THE EXERCISE:
Wherever a line below holds the word "样式ID", copy that line.

Stored data entries
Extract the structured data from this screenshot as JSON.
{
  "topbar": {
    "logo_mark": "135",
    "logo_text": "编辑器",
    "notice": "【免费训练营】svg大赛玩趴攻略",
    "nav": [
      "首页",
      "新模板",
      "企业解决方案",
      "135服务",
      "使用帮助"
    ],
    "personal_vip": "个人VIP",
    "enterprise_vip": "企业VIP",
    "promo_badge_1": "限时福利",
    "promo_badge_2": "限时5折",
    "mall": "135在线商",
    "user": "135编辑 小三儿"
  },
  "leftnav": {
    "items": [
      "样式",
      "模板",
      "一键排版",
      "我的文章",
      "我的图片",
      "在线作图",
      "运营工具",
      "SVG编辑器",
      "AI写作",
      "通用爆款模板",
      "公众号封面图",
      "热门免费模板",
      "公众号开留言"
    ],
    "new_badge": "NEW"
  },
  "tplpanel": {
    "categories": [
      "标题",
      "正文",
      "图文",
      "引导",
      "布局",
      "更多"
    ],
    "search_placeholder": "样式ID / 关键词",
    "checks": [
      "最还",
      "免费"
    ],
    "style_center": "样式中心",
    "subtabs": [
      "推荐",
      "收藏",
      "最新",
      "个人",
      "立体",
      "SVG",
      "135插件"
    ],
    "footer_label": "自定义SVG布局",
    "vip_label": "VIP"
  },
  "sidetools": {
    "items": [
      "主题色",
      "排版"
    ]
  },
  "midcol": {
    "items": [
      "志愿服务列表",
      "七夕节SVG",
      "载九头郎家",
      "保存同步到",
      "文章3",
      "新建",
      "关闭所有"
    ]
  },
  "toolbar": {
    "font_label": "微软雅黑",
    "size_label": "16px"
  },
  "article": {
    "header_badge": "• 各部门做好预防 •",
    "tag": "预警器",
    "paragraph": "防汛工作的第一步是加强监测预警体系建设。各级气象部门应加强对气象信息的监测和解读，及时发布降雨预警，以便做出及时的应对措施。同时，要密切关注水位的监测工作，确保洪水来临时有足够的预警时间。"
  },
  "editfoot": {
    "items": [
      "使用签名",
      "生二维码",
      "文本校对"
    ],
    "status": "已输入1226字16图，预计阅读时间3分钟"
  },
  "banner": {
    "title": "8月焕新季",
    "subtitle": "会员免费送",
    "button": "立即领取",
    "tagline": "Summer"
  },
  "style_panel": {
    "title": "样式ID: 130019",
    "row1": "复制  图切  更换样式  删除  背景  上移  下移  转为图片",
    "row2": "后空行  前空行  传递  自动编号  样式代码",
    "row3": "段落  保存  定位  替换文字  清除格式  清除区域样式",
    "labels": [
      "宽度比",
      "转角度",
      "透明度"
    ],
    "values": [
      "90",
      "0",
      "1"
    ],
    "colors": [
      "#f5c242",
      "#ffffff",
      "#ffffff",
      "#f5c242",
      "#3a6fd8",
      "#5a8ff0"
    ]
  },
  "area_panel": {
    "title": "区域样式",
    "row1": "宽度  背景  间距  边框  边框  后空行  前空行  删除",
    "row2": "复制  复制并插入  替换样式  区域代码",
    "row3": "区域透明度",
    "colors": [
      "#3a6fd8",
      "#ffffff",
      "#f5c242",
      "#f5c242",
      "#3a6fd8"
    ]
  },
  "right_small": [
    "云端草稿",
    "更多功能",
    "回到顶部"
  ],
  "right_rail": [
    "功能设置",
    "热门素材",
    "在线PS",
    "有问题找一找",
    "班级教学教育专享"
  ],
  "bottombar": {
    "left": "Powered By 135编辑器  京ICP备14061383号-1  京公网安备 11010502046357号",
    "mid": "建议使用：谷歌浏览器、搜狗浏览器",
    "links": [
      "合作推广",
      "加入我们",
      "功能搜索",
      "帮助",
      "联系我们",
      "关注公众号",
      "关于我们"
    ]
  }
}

RESULT FOR THIS TASK:
    "search_placeholder": "样式ID / 关键词",
    "title": "样式ID: 130019",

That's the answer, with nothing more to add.